**What you are asked to do**. Gather all lines containing the string "JSON" and copy them out.

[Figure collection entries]
- - -
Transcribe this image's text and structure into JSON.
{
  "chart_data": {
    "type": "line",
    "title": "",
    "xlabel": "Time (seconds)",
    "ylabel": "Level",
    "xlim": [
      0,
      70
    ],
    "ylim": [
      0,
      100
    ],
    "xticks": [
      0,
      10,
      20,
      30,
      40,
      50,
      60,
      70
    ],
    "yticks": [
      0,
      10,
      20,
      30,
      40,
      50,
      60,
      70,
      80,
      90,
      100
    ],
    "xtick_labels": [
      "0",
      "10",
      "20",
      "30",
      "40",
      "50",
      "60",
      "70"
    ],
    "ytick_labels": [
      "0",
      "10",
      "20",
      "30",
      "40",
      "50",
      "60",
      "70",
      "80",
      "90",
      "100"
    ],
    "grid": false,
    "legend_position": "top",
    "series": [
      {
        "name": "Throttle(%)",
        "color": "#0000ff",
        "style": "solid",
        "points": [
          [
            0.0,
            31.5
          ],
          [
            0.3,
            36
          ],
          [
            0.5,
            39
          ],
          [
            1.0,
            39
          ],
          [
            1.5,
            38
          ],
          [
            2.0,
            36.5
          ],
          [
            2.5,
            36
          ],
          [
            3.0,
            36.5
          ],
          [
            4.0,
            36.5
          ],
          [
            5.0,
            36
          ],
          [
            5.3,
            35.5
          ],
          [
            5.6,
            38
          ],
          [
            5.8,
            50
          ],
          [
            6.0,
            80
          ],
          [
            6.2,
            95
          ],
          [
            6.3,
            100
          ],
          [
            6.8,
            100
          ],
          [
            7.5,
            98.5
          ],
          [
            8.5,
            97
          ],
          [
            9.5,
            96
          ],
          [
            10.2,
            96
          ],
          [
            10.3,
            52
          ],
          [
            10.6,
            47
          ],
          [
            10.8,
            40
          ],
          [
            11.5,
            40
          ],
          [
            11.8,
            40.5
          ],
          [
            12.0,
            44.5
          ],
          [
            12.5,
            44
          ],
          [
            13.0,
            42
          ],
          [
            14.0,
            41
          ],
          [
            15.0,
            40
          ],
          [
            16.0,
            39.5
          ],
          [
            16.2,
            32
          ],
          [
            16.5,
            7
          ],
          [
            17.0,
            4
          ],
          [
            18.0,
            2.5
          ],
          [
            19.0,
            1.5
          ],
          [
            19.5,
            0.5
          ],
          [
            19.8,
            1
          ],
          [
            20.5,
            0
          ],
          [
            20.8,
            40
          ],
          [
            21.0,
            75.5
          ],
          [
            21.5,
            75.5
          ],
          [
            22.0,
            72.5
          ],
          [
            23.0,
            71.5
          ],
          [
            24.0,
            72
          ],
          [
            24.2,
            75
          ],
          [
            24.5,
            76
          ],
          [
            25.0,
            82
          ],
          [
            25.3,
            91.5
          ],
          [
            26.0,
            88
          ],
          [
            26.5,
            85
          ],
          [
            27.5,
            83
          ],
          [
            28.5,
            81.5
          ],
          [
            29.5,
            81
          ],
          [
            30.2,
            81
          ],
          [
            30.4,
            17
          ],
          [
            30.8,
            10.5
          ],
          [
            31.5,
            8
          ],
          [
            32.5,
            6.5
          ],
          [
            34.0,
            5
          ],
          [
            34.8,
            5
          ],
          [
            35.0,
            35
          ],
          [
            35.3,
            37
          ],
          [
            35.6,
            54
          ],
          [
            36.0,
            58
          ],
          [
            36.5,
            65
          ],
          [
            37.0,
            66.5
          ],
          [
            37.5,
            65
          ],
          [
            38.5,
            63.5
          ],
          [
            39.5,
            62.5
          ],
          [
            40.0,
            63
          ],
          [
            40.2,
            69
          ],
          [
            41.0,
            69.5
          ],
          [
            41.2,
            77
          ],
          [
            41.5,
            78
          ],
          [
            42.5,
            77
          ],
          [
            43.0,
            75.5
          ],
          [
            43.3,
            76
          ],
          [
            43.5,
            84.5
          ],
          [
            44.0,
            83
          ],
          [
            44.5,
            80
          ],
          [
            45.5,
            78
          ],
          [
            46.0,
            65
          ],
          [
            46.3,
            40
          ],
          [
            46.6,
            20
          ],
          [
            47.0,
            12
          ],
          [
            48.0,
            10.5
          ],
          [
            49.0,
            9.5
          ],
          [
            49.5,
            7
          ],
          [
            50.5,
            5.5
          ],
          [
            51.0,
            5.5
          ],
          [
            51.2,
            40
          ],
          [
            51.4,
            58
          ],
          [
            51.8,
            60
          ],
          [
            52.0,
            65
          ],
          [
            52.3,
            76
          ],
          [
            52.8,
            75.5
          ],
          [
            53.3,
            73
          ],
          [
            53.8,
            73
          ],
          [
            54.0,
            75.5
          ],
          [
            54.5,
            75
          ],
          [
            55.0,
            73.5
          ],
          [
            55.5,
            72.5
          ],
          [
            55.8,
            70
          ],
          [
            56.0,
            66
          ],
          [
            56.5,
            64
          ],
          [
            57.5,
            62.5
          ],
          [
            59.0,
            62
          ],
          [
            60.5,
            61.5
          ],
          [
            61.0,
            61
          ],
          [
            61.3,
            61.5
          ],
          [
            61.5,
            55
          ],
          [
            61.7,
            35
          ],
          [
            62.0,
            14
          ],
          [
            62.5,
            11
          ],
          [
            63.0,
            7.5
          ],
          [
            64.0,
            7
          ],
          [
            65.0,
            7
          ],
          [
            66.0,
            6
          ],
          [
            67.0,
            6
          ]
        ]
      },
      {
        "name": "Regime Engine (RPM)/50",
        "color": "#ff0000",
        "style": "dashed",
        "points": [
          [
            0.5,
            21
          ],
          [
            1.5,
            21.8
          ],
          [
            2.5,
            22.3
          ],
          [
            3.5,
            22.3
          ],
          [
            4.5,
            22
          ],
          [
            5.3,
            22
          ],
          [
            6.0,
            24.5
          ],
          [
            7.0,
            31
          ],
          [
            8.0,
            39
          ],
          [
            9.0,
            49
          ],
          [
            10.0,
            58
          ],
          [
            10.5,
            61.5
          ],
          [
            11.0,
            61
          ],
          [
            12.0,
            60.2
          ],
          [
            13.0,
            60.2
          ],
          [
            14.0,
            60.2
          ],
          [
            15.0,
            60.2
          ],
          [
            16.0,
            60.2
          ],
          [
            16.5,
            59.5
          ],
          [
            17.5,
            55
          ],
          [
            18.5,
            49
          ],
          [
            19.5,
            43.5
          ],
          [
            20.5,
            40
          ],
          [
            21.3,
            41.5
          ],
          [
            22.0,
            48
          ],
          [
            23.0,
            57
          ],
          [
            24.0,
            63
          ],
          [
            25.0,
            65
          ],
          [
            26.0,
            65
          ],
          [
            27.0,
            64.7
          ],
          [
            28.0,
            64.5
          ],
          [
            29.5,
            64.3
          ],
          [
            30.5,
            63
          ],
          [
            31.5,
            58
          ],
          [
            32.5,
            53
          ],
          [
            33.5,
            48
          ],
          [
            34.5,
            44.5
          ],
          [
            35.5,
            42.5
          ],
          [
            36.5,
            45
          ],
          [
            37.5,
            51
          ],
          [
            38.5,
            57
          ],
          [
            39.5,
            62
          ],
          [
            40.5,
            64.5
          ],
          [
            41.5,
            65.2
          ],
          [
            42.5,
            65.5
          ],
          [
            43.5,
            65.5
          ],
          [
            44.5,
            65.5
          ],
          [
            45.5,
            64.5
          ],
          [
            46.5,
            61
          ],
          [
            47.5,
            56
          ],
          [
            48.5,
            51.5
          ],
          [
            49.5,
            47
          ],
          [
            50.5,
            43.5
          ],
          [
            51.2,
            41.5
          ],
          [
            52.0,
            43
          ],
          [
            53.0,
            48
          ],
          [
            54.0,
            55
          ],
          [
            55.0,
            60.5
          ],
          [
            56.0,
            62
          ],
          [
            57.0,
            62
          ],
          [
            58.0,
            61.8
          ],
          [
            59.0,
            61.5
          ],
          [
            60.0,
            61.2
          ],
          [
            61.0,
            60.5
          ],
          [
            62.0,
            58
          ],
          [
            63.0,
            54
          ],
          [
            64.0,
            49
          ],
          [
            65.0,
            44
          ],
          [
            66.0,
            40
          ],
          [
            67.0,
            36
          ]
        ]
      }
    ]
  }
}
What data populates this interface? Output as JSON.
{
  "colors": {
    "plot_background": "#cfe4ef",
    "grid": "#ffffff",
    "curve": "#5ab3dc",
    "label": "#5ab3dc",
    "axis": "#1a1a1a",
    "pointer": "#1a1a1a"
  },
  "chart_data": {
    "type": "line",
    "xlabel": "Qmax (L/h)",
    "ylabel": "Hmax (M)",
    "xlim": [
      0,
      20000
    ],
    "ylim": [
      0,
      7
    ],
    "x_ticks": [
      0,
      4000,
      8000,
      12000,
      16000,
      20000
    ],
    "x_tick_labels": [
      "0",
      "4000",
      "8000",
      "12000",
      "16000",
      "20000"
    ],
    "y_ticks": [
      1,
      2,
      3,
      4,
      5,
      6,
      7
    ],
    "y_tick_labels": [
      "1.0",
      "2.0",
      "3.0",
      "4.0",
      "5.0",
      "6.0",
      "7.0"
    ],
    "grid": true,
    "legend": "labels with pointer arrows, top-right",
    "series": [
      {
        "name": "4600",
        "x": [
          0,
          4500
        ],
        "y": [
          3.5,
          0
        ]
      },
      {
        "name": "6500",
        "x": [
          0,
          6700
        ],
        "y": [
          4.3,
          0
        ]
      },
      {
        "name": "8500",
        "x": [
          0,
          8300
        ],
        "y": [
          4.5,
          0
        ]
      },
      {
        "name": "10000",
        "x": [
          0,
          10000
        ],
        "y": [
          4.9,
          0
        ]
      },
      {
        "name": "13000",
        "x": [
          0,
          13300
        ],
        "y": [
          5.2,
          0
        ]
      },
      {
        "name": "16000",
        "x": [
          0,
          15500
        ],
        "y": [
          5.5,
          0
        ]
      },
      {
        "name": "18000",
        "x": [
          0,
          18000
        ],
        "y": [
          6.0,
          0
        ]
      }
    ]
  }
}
- - -
**In response**.
Transcribe this image's text and structure into JSON.
What data populates this interface? Output as JSON.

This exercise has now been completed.